» THE EXERCISE: Go through the listing and return every line with "title" in it.

* Start RECORDS *

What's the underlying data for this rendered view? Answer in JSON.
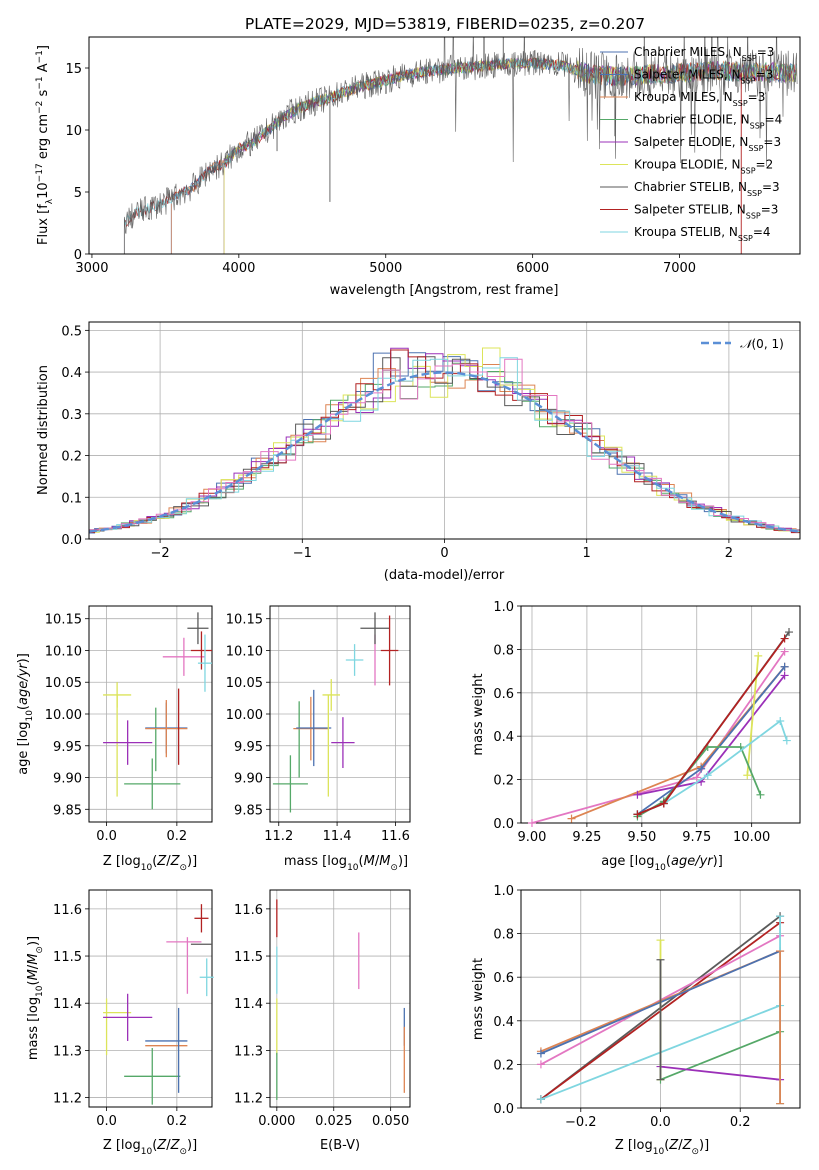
{
  "figure": {
    "title": "PLATE=2029, MJD=53819, FIBERID=0235, z=0.207"
  },
  "colors": {
    "chabrier_miles": "#4c72b0",
    "salpeter_miles": "#4c72b0",
    "kroupa_miles": "#dd8452",
    "chabrier_elodie": "#55a868",
    "salpeter_elodie": "#9b30b8",
    "kroupa_elodie": "#dce45a",
    "chabrier_stelib": "#5a5a5a",
    "salpeter_stelib": "#b22222",
    "kroupa_stelib": "#7fd6e0",
    "pink": "#e377c2",
    "normal": "#5b8fd6",
    "grid": "#b0b0b0"
  },
  "chart_data": [
    {
      "id": "spectrum",
      "type": "line",
      "title": "PLATE=2029, MJD=53819, FIBERID=0235, z=0.207",
      "xlabel": "wavelength [Angstrom, rest frame]",
      "ylabel": "Flux [f_λ 10^-17 erg cm^-2 s^-1 A^-1]",
      "xlim": [
        2980,
        7820
      ],
      "ylim": [
        0,
        17.5
      ],
      "xticks": [
        "3000",
        "4000",
        "5000",
        "6000",
        "7000"
      ],
      "yticks": [
        "0",
        "5",
        "10",
        "15"
      ],
      "grid": false,
      "legend_position": "upper right",
      "legend": [
        "Chabrier MILES, N_SSP=3",
        "Salpeter MILES, N_SSP=3",
        "Kroupa MILES, N_SSP=3",
        "Chabrier ELODIE, N_SSP=4",
        "Salpeter ELODIE, N_SSP=3",
        "Kroupa ELODIE, N_SSP=2",
        "Chabrier STELIB, N_SSP=3",
        "Salpeter STELIB, N_SSP=3",
        "Kroupa STELIB, N_SSP=4"
      ],
      "continuum": {
        "x": [
          3220,
          3300,
          3500,
          3700,
          3800,
          3900,
          4000,
          4100,
          4200,
          4300,
          4400,
          4500,
          4600,
          4700,
          4800,
          5000,
          5200,
          5400,
          5600,
          5800,
          6000,
          6200,
          6400,
          6600,
          6800,
          7000,
          7200,
          7400,
          7800
        ],
        "y": [
          2.5,
          3.3,
          4.2,
          5.5,
          6.8,
          7.3,
          8.5,
          9.0,
          10.0,
          11.0,
          11.7,
          12.2,
          12.5,
          13.0,
          13.4,
          14.0,
          14.6,
          14.9,
          15.1,
          15.3,
          15.4,
          15.2,
          14.5,
          14.3,
          14.5,
          14.6,
          14.8,
          14.7,
          14.6
        ]
      },
      "model_starts": {
        "Chabrier MILES": 3540,
        "Salpeter MILES": 3540,
        "Kroupa MILES": 3540,
        "Kroupa ELODIE": 3900,
        "Salpeter STELIB": 3220,
        "Kroupa STELIB": 3220
      },
      "sharp_features": [
        {
          "x": 4620,
          "y": 4.2
        },
        {
          "x": 4260,
          "y": 8.3
        },
        {
          "x": 5800,
          "y": 17.5
        },
        {
          "x": 6560,
          "y": 9.5
        },
        {
          "x": 6760,
          "y": 17.5
        }
      ]
    },
    {
      "id": "residuals",
      "type": "line",
      "xlabel": "(data-model)/error",
      "ylabel": "Normed distribution",
      "xlim": [
        -2.5,
        2.5
      ],
      "ylim": [
        0,
        0.52
      ],
      "xticks": [
        "−2",
        "−1",
        "0",
        "1",
        "2"
      ],
      "yticks": [
        "0.0",
        "0.1",
        "0.2",
        "0.3",
        "0.4",
        "0.5"
      ],
      "grid": true,
      "legend_position": "upper right",
      "legend": [
        "N(0,1)"
      ],
      "bin_width": 0.1,
      "histogram_center": [
        0.02,
        0.03,
        0.04,
        0.05,
        0.07,
        0.09,
        0.11,
        0.14,
        0.17,
        0.19,
        0.22,
        0.25,
        0.27,
        0.3,
        0.33,
        0.35,
        0.37,
        0.38,
        0.4,
        0.41,
        0.41,
        0.4,
        0.39,
        0.38,
        0.36,
        0.34,
        0.31,
        0.28,
        0.26,
        0.23,
        0.2,
        0.17,
        0.14,
        0.12,
        0.1,
        0.08,
        0.06,
        0.05,
        0.04,
        0.03,
        0.02
      ]
    },
    {
      "id": "age_vs_Z",
      "type": "scatter",
      "xlabel": "Z [log10(Z/Z⊙)]",
      "ylabel": "age [log10(age/yr)]",
      "xlim": [
        -0.05,
        0.3
      ],
      "ylim": [
        9.83,
        10.17
      ],
      "xticks": [
        "0.0",
        "0.2"
      ],
      "yticks": [
        "9.85",
        "9.90",
        "9.95",
        "10.00",
        "10.05",
        "10.10",
        "10.15"
      ],
      "grid": true,
      "points": [
        {
          "x": 0.03,
          "xerr": 0.04,
          "y": 10.03,
          "yerr": 0.02,
          "color": "kroupa_elodie"
        },
        {
          "x": 0.03,
          "xerr": 0.0,
          "y": 9.95,
          "yerr": 0.08,
          "color": "kroupa_elodie"
        },
        {
          "x": 0.06,
          "xerr": 0.07,
          "y": 9.955,
          "yerr": 0.035,
          "color": "salpeter_elodie"
        },
        {
          "x": 0.13,
          "xerr": 0.08,
          "y": 9.89,
          "yerr": 0.04,
          "color": "chabrier_elodie"
        },
        {
          "x": 0.14,
          "xerr": 0.0,
          "y": 9.96,
          "yerr": 0.05,
          "color": "chabrier_elodie"
        },
        {
          "x": 0.17,
          "xerr": 0.06,
          "y": 9.978,
          "yerr": 0.04,
          "color": "chabrier_miles"
        },
        {
          "x": 0.17,
          "xerr": 0.06,
          "y": 9.977,
          "yerr": 0.045,
          "color": "kroupa_miles"
        },
        {
          "x": 0.205,
          "xerr": 0.0,
          "y": 9.98,
          "yerr": 0.06,
          "color": "salpeter_stelib"
        },
        {
          "x": 0.22,
          "xerr": 0.06,
          "y": 10.09,
          "yerr": 0.03,
          "color": "pink"
        },
        {
          "x": 0.27,
          "xerr": 0.03,
          "y": 10.1,
          "yerr": 0.03,
          "color": "salpeter_stelib"
        },
        {
          "x": 0.26,
          "xerr": 0.03,
          "y": 10.135,
          "yerr": 0.025,
          "color": "chabrier_stelib"
        },
        {
          "x": 0.28,
          "xerr": 0.02,
          "y": 10.08,
          "yerr": 0.045,
          "color": "kroupa_stelib"
        }
      ]
    },
    {
      "id": "age_vs_mass",
      "type": "scatter",
      "xlabel": "mass [log10(M/M⊙)]",
      "ylabel": "",
      "xlim": [
        11.17,
        11.65
      ],
      "ylim": [
        9.83,
        10.17
      ],
      "xticks": [
        "11.2",
        "11.4",
        "11.6"
      ],
      "yticks": [
        "9.85",
        "9.90",
        "9.95",
        "10.00",
        "10.05",
        "10.10",
        "10.15"
      ],
      "grid": true,
      "points": [
        {
          "x": 11.24,
          "xerr": 0.06,
          "y": 9.89,
          "yerr": 0.045,
          "color": "chabrier_elodie"
        },
        {
          "x": 11.27,
          "xerr": 0.0,
          "y": 9.96,
          "yerr": 0.06,
          "color": "chabrier_elodie"
        },
        {
          "x": 11.31,
          "xerr": 0.06,
          "y": 9.977,
          "yerr": 0.05,
          "color": "kroupa_miles"
        },
        {
          "x": 11.32,
          "xerr": 0.06,
          "y": 9.978,
          "yerr": 0.06,
          "color": "chabrier_miles"
        },
        {
          "x": 11.37,
          "xerr": 0.0,
          "y": 9.95,
          "yerr": 0.08,
          "color": "kroupa_elodie"
        },
        {
          "x": 11.38,
          "xerr": 0.03,
          "y": 10.03,
          "yerr": 0.025,
          "color": "kroupa_elodie"
        },
        {
          "x": 11.42,
          "xerr": 0.04,
          "y": 9.955,
          "yerr": 0.04,
          "color": "salpeter_elodie"
        },
        {
          "x": 11.46,
          "xerr": 0.03,
          "y": 10.085,
          "yerr": 0.025,
          "color": "kroupa_stelib"
        },
        {
          "x": 11.53,
          "xerr": 0.0,
          "y": 10.085,
          "yerr": 0.04,
          "color": "pink"
        },
        {
          "x": 11.53,
          "xerr": 0.05,
          "y": 10.135,
          "yerr": 0.025,
          "color": "chabrier_stelib"
        },
        {
          "x": 11.58,
          "xerr": 0.03,
          "y": 10.1,
          "yerr": 0.055,
          "color": "salpeter_stelib"
        }
      ]
    },
    {
      "id": "mass_weight_vs_age",
      "type": "line",
      "xlabel": "age [log10(age/yr)]",
      "ylabel": "mass weight",
      "xlim": [
        8.95,
        10.22
      ],
      "ylim": [
        0.0,
        1.0
      ],
      "xticks": [
        "9.00",
        "9.25",
        "9.50",
        "9.75",
        "10.00"
      ],
      "yticks": [
        "0.0",
        "0.2",
        "0.4",
        "0.6",
        "0.8",
        "1.0"
      ],
      "grid": true,
      "series": [
        {
          "color": "pink",
          "x": [
            9.0,
            9.75,
            10.15
          ],
          "y": [
            0.0,
            0.21,
            0.79
          ]
        },
        {
          "color": "kroupa_miles",
          "x": [
            9.18,
            9.77,
            10.15
          ],
          "y": [
            0.02,
            0.26,
            0.72
          ]
        },
        {
          "color": "chabrier_miles",
          "x": [
            9.48,
            9.77,
            10.15
          ],
          "y": [
            0.04,
            0.25,
            0.72
          ]
        },
        {
          "color": "salpeter_elodie",
          "x": [
            9.48,
            9.77,
            10.15
          ],
          "y": [
            0.13,
            0.19,
            0.68
          ]
        },
        {
          "color": "kroupa_elodie",
          "x": [
            9.98,
            10.03
          ],
          "y": [
            0.22,
            0.77
          ]
        },
        {
          "color": "chabrier_elodie",
          "x": [
            9.48,
            9.6,
            9.8,
            9.95,
            10.04
          ],
          "y": [
            0.03,
            0.1,
            0.35,
            0.35,
            0.13
          ]
        },
        {
          "color": "kroupa_stelib",
          "x": [
            9.48,
            9.6,
            9.8,
            10.13,
            10.16
          ],
          "y": [
            0.04,
            0.09,
            0.22,
            0.47,
            0.38
          ]
        },
        {
          "color": "chabrier_stelib",
          "x": [
            9.48,
            9.6,
            10.17
          ],
          "y": [
            0.04,
            0.09,
            0.88
          ]
        },
        {
          "color": "salpeter_stelib",
          "x": [
            9.48,
            9.6,
            10.15
          ],
          "y": [
            0.04,
            0.09,
            0.85
          ]
        }
      ]
    },
    {
      "id": "mass_vs_Z",
      "type": "scatter",
      "xlabel": "Z [log10(Z/Z⊙)]",
      "ylabel": "mass [log10(M/M⊙)]",
      "xlim": [
        -0.05,
        0.3
      ],
      "ylim": [
        11.18,
        11.64
      ],
      "xticks": [
        "0.0",
        "0.2"
      ],
      "yticks": [
        "11.2",
        "11.3",
        "11.4",
        "11.5",
        "11.6"
      ],
      "grid": true,
      "points": [
        {
          "x": 0.03,
          "xerr": 0.04,
          "y": 11.38,
          "yerr": 0.0,
          "color": "kroupa_elodie"
        },
        {
          "x": 0.0,
          "xerr": 0.0,
          "y": 11.35,
          "yerr": 0.06,
          "color": "kroupa_elodie"
        },
        {
          "x": 0.06,
          "xerr": 0.07,
          "y": 11.37,
          "yerr": 0.05,
          "color": "salpeter_elodie"
        },
        {
          "x": 0.13,
          "xerr": 0.08,
          "y": 11.245,
          "yerr": 0.06,
          "color": "chabrier_elodie"
        },
        {
          "x": 0.17,
          "xerr": 0.06,
          "y": 11.32,
          "yerr": 0.0,
          "color": "chabrier_miles"
        },
        {
          "x": 0.17,
          "xerr": 0.06,
          "y": 11.31,
          "yerr": 0.0,
          "color": "kroupa_miles"
        },
        {
          "x": 0.205,
          "xerr": 0.0,
          "y": 11.3,
          "yerr": 0.09,
          "color": "chabrier_miles"
        },
        {
          "x": 0.22,
          "xerr": 0.05,
          "y": 11.53,
          "yerr": 0.0,
          "color": "pink"
        },
        {
          "x": 0.23,
          "xerr": 0.0,
          "y": 11.48,
          "yerr": 0.06,
          "color": "pink"
        },
        {
          "x": 0.27,
          "xerr": 0.02,
          "y": 11.58,
          "yerr": 0.03,
          "color": "salpeter_stelib"
        },
        {
          "x": 0.27,
          "xerr": 0.03,
          "y": 11.525,
          "yerr": 0.0,
          "color": "chabrier_stelib"
        },
        {
          "x": 0.285,
          "xerr": 0.02,
          "y": 11.455,
          "yerr": 0.04,
          "color": "kroupa_stelib"
        }
      ]
    },
    {
      "id": "mass_vs_ebv",
      "type": "scatter",
      "xlabel": "E(B-V)",
      "ylabel": "",
      "xlim": [
        -0.003,
        0.0585
      ],
      "ylim": [
        11.18,
        11.64
      ],
      "xticks": [
        "0.000",
        "0.025",
        "0.050"
      ],
      "yticks": [
        "11.2",
        "11.3",
        "11.4",
        "11.5",
        "11.6"
      ],
      "grid": true,
      "points": [
        {
          "x": 0.0,
          "xerr": 0.0,
          "y": 11.58,
          "yerr": 0.04,
          "color": "salpeter_stelib"
        },
        {
          "x": 0.0,
          "xerr": 0.0,
          "y": 11.47,
          "yerr": 0.05,
          "color": "kroupa_stelib"
        },
        {
          "x": 0.0,
          "xerr": 0.0,
          "y": 11.35,
          "yerr": 0.06,
          "color": "kroupa_elodie"
        },
        {
          "x": 0.0,
          "xerr": 0.0,
          "y": 11.245,
          "yerr": 0.05,
          "color": "chabrier_elodie"
        },
        {
          "x": 0.036,
          "xerr": 0.0,
          "y": 11.49,
          "yerr": 0.06,
          "color": "pink"
        },
        {
          "x": 0.056,
          "xerr": 0.0,
          "y": 11.35,
          "yerr": 0.04,
          "color": "chabrier_miles"
        },
        {
          "x": 0.056,
          "xerr": 0.0,
          "y": 11.28,
          "yerr": 0.07,
          "color": "kroupa_miles"
        }
      ]
    },
    {
      "id": "mass_weight_vs_Z",
      "type": "line",
      "xlabel": "Z [log10(Z/Z⊙)]",
      "ylabel": "mass weight",
      "xlim": [
        -0.35,
        0.35
      ],
      "ylim": [
        0.0,
        1.0
      ],
      "xticks": [
        "−0.2",
        "0.0",
        "0.2"
      ],
      "yticks": [
        "0.0",
        "0.2",
        "0.4",
        "0.6",
        "0.8",
        "1.0"
      ],
      "grid": true,
      "series": [
        {
          "color": "chabrier_stelib",
          "x": [
            -0.3,
            0.3
          ],
          "y": [
            0.04,
            0.88
          ]
        },
        {
          "color": "salpeter_stelib",
          "x": [
            -0.3,
            0.3
          ],
          "y": [
            0.04,
            0.85
          ]
        },
        {
          "color": "pink",
          "x": [
            -0.3,
            0.3
          ],
          "y": [
            0.2,
            0.79
          ]
        },
        {
          "color": "kroupa_miles",
          "x": [
            -0.3,
            0.3
          ],
          "y": [
            0.26,
            0.72
          ]
        },
        {
          "color": "chabrier_miles",
          "x": [
            -0.3,
            0.3
          ],
          "y": [
            0.25,
            0.72
          ]
        },
        {
          "color": "kroupa_stelib",
          "x": [
            -0.3,
            0.3
          ],
          "y": [
            0.04,
            0.47
          ]
        },
        {
          "color": "chabrier_elodie",
          "x": [
            0.0,
            0.3
          ],
          "y": [
            0.13,
            0.35
          ]
        },
        {
          "color": "salpeter_elodie",
          "x": [
            0.0,
            0.3
          ],
          "y": [
            0.19,
            0.13
          ]
        }
      ],
      "vertical_markers": [
        {
          "x": 0.0,
          "y": [
            0.13,
            0.77
          ],
          "color": "kroupa_elodie"
        },
        {
          "x": 0.0,
          "y": [
            0.13,
            0.68
          ],
          "color": "chabrier_stelib"
        },
        {
          "x": 0.3,
          "y": [
            0.02,
            0.88
          ],
          "color": "kroupa_stelib"
        },
        {
          "x": 0.3,
          "y": [
            0.02,
            0.72
          ],
          "color": "kroupa_miles"
        }
      ]
    }
  ]
}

* End RECORDS *

» RESULT OF THIS EXERCISE:
    "title": "PLATE=2029, MJD=53819, FIBERID=0235, z=0.207"
      "title": "PLATE=2029, MJD=53819, FIBERID=0235, z=0.207",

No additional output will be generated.